>> START

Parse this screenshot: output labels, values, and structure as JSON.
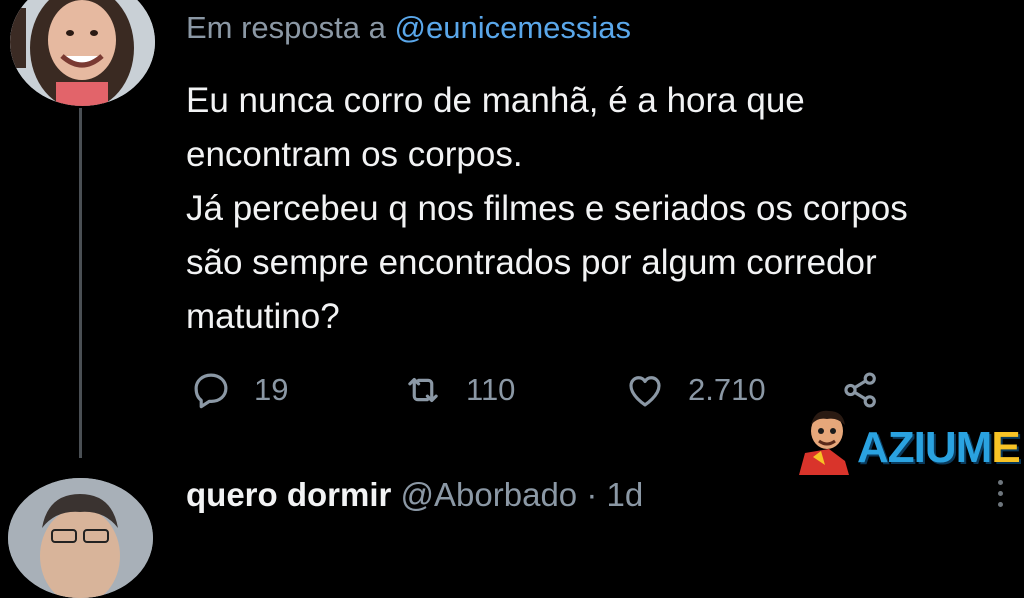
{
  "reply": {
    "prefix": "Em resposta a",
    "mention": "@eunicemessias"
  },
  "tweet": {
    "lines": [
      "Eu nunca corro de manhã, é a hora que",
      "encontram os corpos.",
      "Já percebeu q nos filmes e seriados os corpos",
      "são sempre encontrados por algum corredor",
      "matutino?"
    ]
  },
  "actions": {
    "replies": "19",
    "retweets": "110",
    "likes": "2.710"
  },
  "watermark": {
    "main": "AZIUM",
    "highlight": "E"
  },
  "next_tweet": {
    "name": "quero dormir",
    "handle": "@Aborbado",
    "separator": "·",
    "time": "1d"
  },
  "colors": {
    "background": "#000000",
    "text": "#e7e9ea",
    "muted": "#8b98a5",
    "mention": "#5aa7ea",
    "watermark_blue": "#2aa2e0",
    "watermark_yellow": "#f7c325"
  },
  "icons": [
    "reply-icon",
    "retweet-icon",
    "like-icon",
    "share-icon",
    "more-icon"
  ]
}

>> END
>> START

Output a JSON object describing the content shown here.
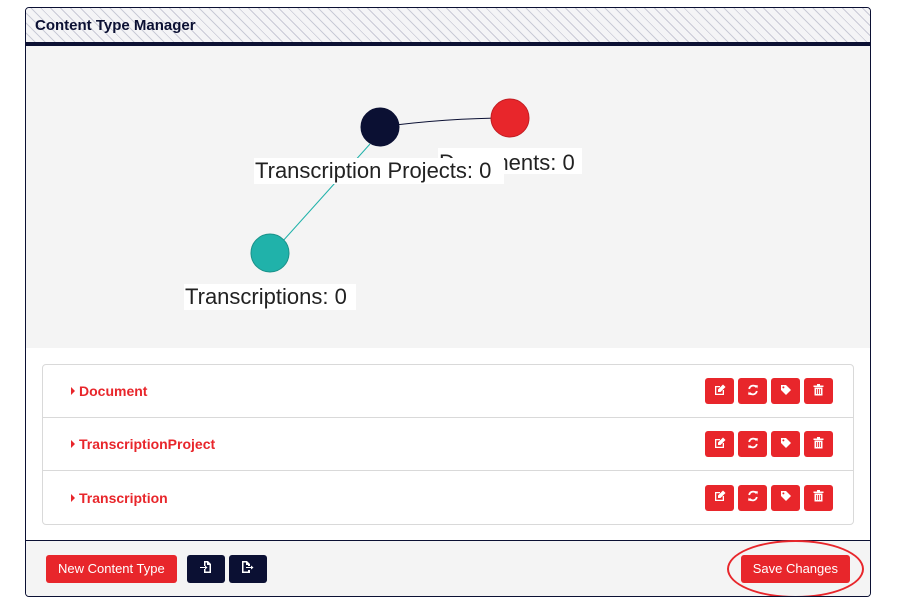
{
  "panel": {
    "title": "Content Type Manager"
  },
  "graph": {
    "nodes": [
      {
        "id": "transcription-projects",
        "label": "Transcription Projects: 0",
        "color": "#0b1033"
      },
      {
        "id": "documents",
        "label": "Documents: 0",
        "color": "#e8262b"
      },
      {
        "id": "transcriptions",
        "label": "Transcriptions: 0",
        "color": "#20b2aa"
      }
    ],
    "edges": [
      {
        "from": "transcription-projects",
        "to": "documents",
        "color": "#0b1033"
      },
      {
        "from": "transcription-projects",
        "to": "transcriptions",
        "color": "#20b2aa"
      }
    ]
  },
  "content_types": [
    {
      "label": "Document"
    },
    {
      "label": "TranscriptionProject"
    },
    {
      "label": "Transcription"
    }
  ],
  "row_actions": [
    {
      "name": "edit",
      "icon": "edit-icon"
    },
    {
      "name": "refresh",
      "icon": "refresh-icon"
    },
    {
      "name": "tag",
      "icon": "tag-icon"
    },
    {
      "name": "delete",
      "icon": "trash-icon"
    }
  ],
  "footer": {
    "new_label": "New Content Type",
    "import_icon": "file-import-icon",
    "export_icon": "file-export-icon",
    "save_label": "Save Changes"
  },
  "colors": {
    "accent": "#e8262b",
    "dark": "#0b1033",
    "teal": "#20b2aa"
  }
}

>> END

▶ **Job**:
List every line above that contains the word "mention".

▶ **Correct response**:
    "mention": "@eunicemessias"
    "mention": "#5aa7ea",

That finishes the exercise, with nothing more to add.